--- Directions ---
Scan the lines below for the string "dropdown" and copy every one that has it.

--- Entries provided ---
-*-

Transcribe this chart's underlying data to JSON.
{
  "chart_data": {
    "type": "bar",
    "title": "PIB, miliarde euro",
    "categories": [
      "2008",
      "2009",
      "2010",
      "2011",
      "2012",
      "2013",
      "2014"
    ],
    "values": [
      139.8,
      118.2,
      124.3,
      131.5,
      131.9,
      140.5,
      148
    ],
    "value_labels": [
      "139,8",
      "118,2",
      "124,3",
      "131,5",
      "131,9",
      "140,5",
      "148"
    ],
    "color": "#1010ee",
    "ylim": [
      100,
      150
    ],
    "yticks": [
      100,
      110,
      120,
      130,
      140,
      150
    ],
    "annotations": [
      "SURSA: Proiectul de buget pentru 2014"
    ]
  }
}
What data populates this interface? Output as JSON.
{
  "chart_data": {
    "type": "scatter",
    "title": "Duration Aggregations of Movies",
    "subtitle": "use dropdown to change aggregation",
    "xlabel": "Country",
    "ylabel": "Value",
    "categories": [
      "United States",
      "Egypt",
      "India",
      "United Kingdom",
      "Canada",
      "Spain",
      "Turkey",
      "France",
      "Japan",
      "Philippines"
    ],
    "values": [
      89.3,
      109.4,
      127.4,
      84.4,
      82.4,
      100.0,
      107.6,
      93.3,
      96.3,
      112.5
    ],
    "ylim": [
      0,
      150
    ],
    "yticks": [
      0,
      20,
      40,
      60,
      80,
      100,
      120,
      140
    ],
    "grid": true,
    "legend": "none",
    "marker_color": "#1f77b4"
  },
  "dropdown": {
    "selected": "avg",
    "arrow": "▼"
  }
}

-*-

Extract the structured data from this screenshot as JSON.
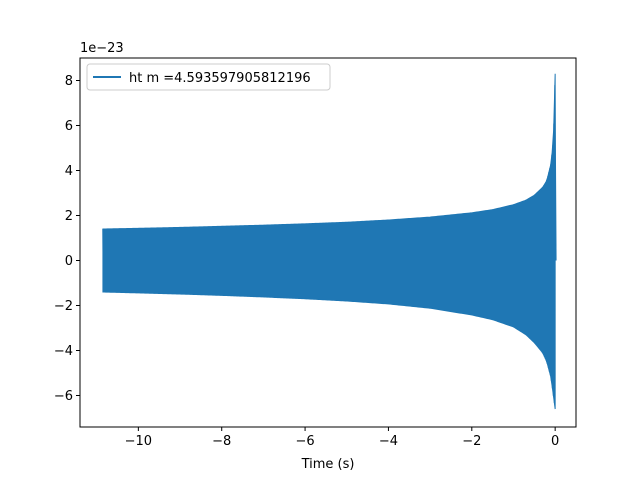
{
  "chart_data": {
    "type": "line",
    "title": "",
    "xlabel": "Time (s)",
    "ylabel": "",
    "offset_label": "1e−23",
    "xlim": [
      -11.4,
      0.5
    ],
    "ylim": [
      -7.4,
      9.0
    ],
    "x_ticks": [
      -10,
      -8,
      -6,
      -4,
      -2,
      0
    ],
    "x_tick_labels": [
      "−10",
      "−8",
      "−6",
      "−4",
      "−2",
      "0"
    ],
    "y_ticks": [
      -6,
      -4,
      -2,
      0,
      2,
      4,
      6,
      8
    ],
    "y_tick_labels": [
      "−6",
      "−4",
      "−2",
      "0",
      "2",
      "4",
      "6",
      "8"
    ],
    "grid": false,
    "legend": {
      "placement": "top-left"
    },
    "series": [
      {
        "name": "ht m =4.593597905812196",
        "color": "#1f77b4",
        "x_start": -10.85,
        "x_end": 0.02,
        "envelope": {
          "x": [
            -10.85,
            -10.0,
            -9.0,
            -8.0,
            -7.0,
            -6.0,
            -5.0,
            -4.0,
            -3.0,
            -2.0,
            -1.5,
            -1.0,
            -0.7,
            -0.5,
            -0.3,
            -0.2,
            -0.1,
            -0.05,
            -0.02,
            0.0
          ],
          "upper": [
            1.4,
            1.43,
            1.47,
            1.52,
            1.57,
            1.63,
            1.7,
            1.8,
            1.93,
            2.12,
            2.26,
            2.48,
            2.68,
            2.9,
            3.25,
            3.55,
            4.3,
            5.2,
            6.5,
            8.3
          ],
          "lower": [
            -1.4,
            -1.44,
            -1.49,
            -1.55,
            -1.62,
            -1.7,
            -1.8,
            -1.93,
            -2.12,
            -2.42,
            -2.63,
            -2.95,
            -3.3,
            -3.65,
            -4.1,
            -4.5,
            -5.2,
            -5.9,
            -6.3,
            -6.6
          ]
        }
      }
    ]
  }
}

-*-

--- Problem solution ---
    "subtitle": "use dropdown to change aggregation",
  "dropdown": {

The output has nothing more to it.